Entries from a dataset:
········

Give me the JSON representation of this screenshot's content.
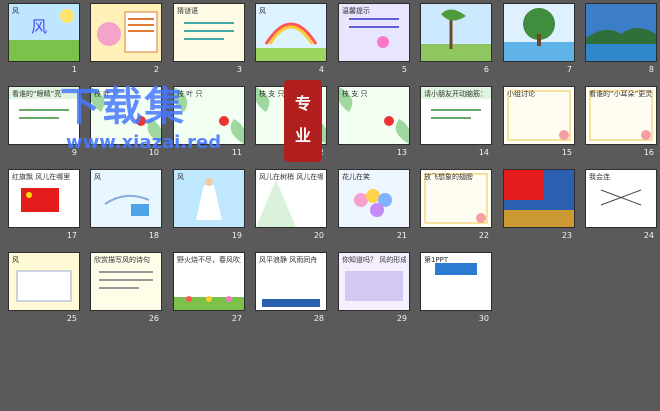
{
  "slides": [
    {
      "n": "1",
      "theme": "sky",
      "title": "风"
    },
    {
      "n": "2",
      "theme": "cartoon",
      "title": ""
    },
    {
      "n": "3",
      "theme": "paper",
      "title": "猜谜语"
    },
    {
      "n": "4",
      "theme": "rainbow",
      "title": "风"
    },
    {
      "n": "5",
      "theme": "lavender",
      "title": "温馨提示"
    },
    {
      "n": "6",
      "theme": "willow",
      "title": ""
    },
    {
      "n": "7",
      "theme": "tree",
      "title": ""
    },
    {
      "n": "8",
      "theme": "sea",
      "title": ""
    },
    {
      "n": "9",
      "theme": "green",
      "title": "看谁的“眼睛”亮"
    },
    {
      "n": "10",
      "theme": "leaf",
      "title": "枝 叶 只"
    },
    {
      "n": "11",
      "theme": "leaf",
      "title": "枝 叶 只"
    },
    {
      "n": "12",
      "theme": "leaf",
      "title": "枝 支 只"
    },
    {
      "n": "13",
      "theme": "leaf",
      "title": "枝 支 只"
    },
    {
      "n": "14",
      "theme": "green",
      "title": "请小朋友开动脑筋："
    },
    {
      "n": "15",
      "theme": "paper2",
      "title": "小组讨论"
    },
    {
      "n": "16",
      "theme": "paper2",
      "title": "看谁的“小耳朵”更灵"
    },
    {
      "n": "17",
      "theme": "flag",
      "title": "红旗飘 风儿在哪里"
    },
    {
      "n": "18",
      "theme": "bluekite",
      "title": "风"
    },
    {
      "n": "19",
      "theme": "dress",
      "title": "风"
    },
    {
      "n": "20",
      "theme": "white",
      "title": "风儿在树梢 风儿在哪里"
    },
    {
      "n": "21",
      "theme": "balloon",
      "title": "花儿在笑"
    },
    {
      "n": "22",
      "theme": "paper2",
      "title": "放飞想象的翅膀"
    },
    {
      "n": "23",
      "theme": "flagcity",
      "title": ""
    },
    {
      "n": "24",
      "theme": "white2",
      "title": "我会连"
    },
    {
      "n": "25",
      "theme": "yellow",
      "title": "风"
    },
    {
      "n": "26",
      "theme": "paper3",
      "title": "欣赏描写风的诗句"
    },
    {
      "n": "27",
      "theme": "flowers",
      "title": "野火烧不尽，春风吹又生。"
    },
    {
      "n": "28",
      "theme": "bluewords",
      "title": "风平浪静 风雨同舟"
    },
    {
      "n": "29",
      "theme": "purple",
      "title": "你知道吗？ 风的形成"
    },
    {
      "n": "30",
      "theme": "ppt",
      "title": "第1PPT"
    }
  ],
  "watermark": {
    "main": "下载集",
    "url": "www.xiazai.red",
    "seal": "专业"
  },
  "colors": {
    "bg": "#5a5a5a",
    "text": "#f2f2f2",
    "accent": "#4678ff",
    "seal": "#b21f1f"
  }
}
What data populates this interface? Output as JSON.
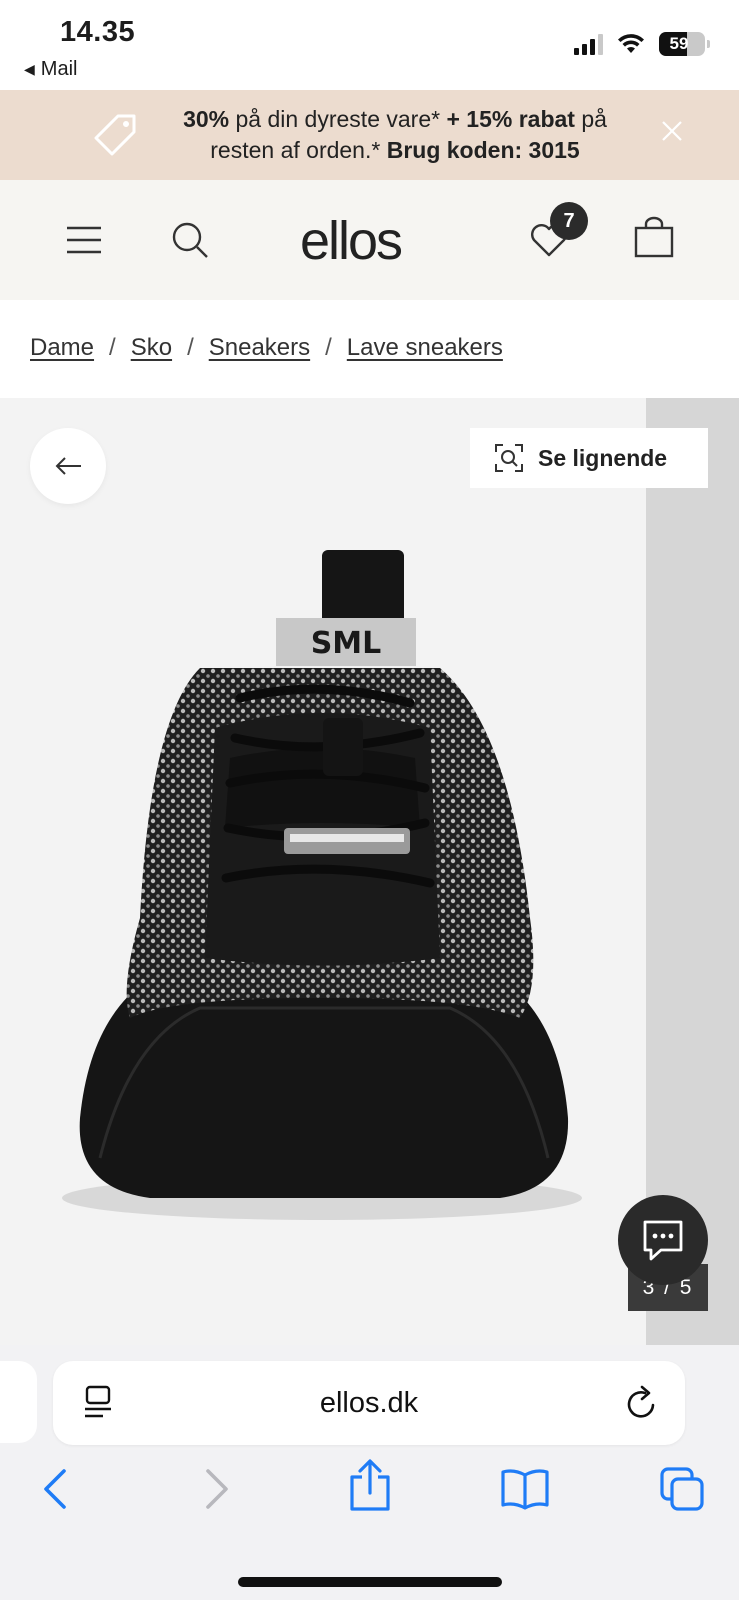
{
  "status_bar": {
    "time": "14.35",
    "back_app": "Mail",
    "battery": "59"
  },
  "promo": {
    "part1_bold": "30%",
    "part1_rest": " på din dyreste vare*",
    "part2_bold": " + 15% rabat",
    "part2_rest": " på resten af orden.*",
    "part3_bold": " Brug koden: 3015"
  },
  "header": {
    "logo": "ellos",
    "wishlist_count": "7"
  },
  "breadcrumb": {
    "items": [
      "Dame",
      "Sko",
      "Sneakers",
      "Lave sneakers"
    ],
    "separator": "/"
  },
  "gallery": {
    "similar_label": "Se lignende",
    "counter": "3 / 5",
    "current": 3,
    "total": 5
  },
  "browser": {
    "url": "ellos.dk"
  },
  "colors": {
    "promo_bg": "#ecdccf",
    "header_bg": "#f6f5f2",
    "ios_blue": "#1f7cf6",
    "dark": "#2a2a2a"
  }
}
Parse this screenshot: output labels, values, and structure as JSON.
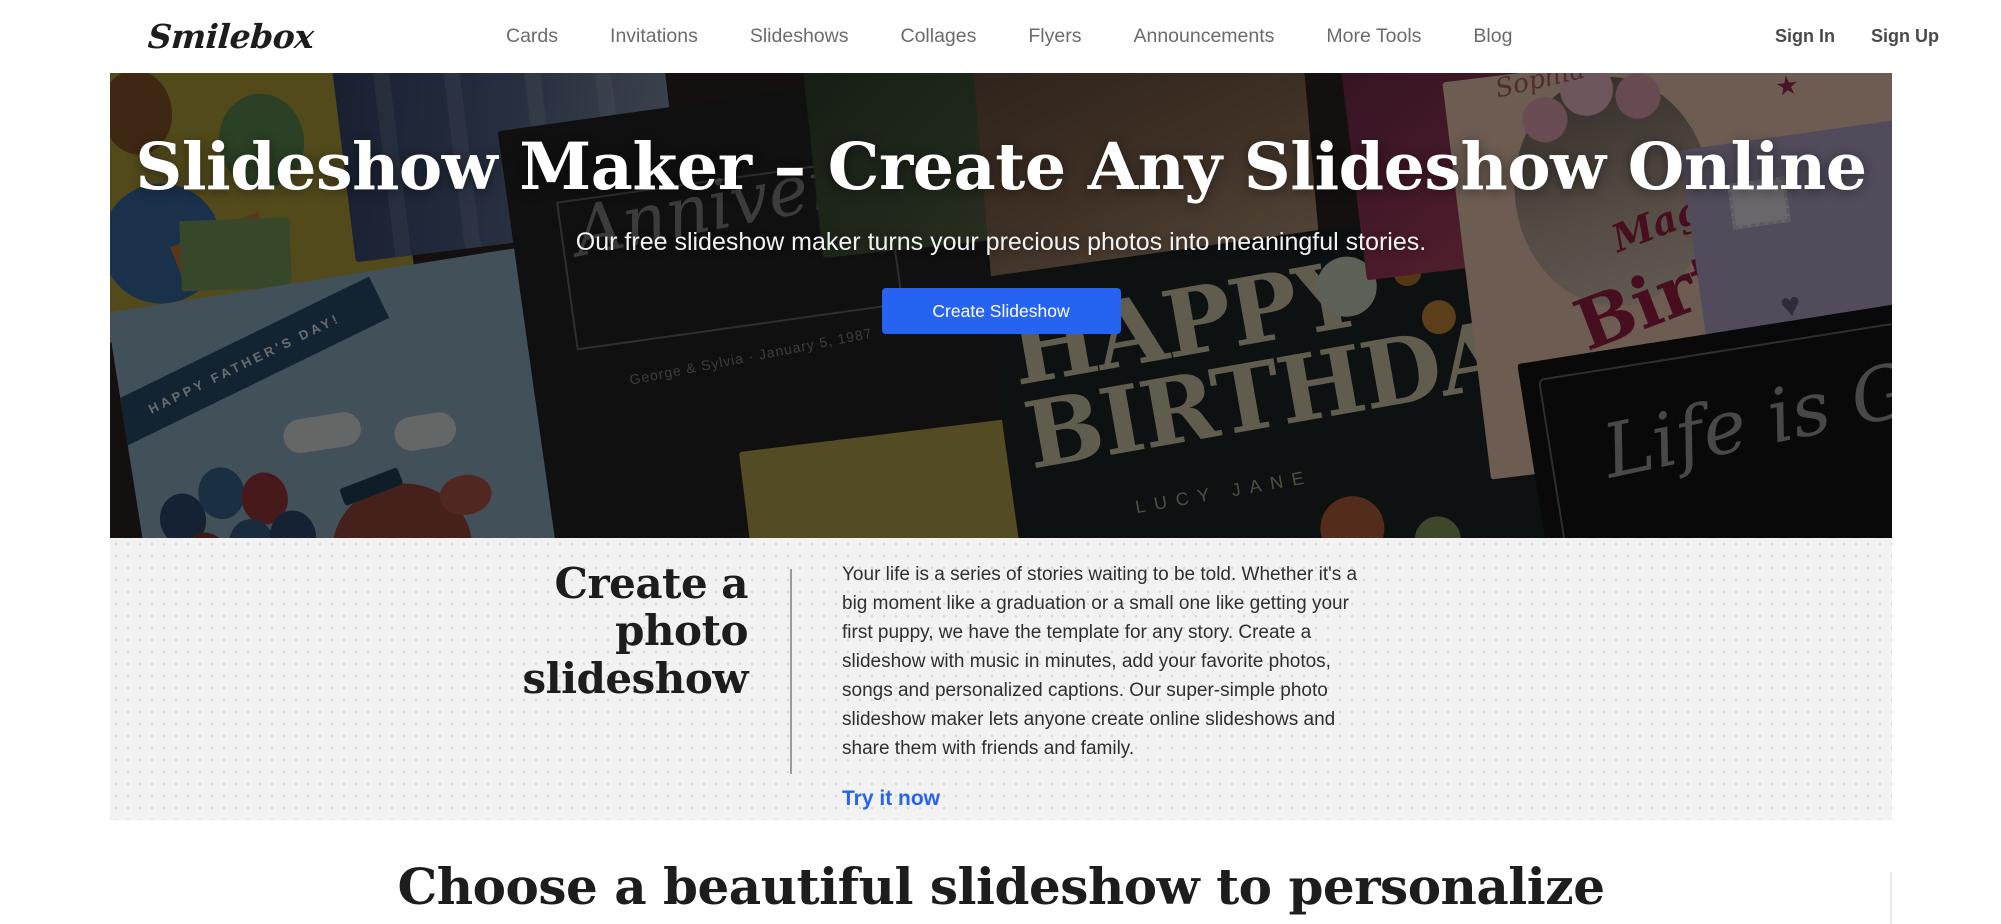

········

§ **Task statement**
Copy out the listing exactly as it stands, but not the pictures.

§ **Response**
Give me the JSON representation of this screenshot's content.
{
  "slides": [
    {
      "n": "1",
      "theme": "sky",
      "title": "风"
    },
    {
      "n": "2",
      "theme": "cartoon",
      "title": ""
    },
    {
      "n": "3",
      "theme": "paper",
      "title": "猜谜语"
    },
    {
      "n": "4",
      "theme": "rainbow",
      "title": "风"
    },
    {
      "n": "5",
      "theme": "lavender",
      "title": "温馨提示"
    },
    {
      "n": "6",
      "theme": "willow",
      "title": ""
    },
    {
      "n": "7",
      "theme": "tree",
      "title": ""
    },
    {
      "n": "8",
      "theme": "sea",
      "title": ""
    },
    {
      "n": "9",
      "theme": "green",
      "title": "看谁的“眼睛”亮"
    },
    {
      "n": "10",
      "theme": "leaf",
      "title": "枝 叶 只"
    },
    {
      "n": "11",
      "theme": "leaf",
      "title": "枝 叶 只"
    },
    {
      "n": "12",
      "theme": "leaf",
      "title": "枝 支 只"
    },
    {
      "n": "13",
      "theme": "leaf",
      "title": "枝 支 只"
    },
    {
      "n": "14",
      "theme": "green",
      "title": "请小朋友开动脑筋："
    },
    {
      "n": "15",
      "theme": "paper2",
      "title": "小组讨论"
    },
    {
      "n": "16",
      "theme": "paper2",
      "title": "看谁的“小耳朵”更灵"
    },
    {
      "n": "17",
      "theme": "flag",
      "title": "红旗飘 风儿在哪里"
    },
    {
      "n": "18",
      "theme": "bluekite",
      "title": "风"
    },
    {
      "n": "19",
      "theme": "dress",
      "title": "风"
    },
    {
      "n": "20",
      "theme": "white",
      "title": "风儿在树梢 风儿在哪里"
    },
    {
      "n": "21",
      "theme": "balloon",
      "title": "花儿在笑"
    },
    {
      "n": "22",
      "theme": "paper2",
      "title": "放飞想象的翅膀"
    },
    {
      "n": "23",
      "theme": "flagcity",
      "title": ""
    },
    {
      "n": "24",
      "theme": "white2",
      "title": "我会连"
    },
    {
      "n": "25",
      "theme": "yellow",
      "title": "风"
    },
    {
      "n": "26",
      "theme": "paper3",
      "title": "欣赏描写风的诗句"
    },
    {
      "n": "27",
      "theme": "flowers",
      "title": "野火烧不尽，春风吹又生。"
    },
    {
      "n": "28",
      "theme": "bluewords",
      "title": "风平浪静 风雨同舟"
    },
    {
      "n": "29",
      "theme": "purple",
      "title": "你知道吗？ 风的形成"
    },
    {
      "n": "30",
      "theme": "ppt",
      "title": "第1PPT"
    }
  ],
  "watermark": {
    "main": "下载集",
    "url": "www.xiazai.red",
    "seal": "专业"
  },
  "colors": {
    "bg": "#5a5a5a",
    "text": "#f2f2f2",
    "accent": "#4678ff",
    "seal": "#b21f1f"
  }
}
What data populates this interface? Output as JSON.
{
  "status_bar": {
    "time": "14.35",
    "back_app": "Mail",
    "battery": "59"
  },
  "promo": {
    "part1_bold": "30%",
    "part1_rest": " på din dyreste vare*",
    "part2_bold": " + 15% rabat",
    "part2_rest": " på resten af orden.*",
    "part3_bold": " Brug koden: 3015"
  },
  "header": {
    "logo": "ellos",
    "wishlist_count": "7"
  },
  "breadcrumb": {
    "items": [
      "Dame",
      "Sko",
      "Sneakers",
      "Lave sneakers"
    ],
    "separator": "/"
  },
  "gallery": {
    "similar_label": "Se lignende",
    "counter": "3 / 5",
    "current": 3,
    "total": 5
  },
  "browser": {
    "url": "ellos.dk"
  },
  "colors": {
    "promo_bg": "#ecdccf",
    "header_bg": "#f6f5f2",
    "ios_blue": "#1f7cf6",
    "dark": "#2a2a2a"
  }
}
Parse this screenshot: output labels, values, and structure as JSON.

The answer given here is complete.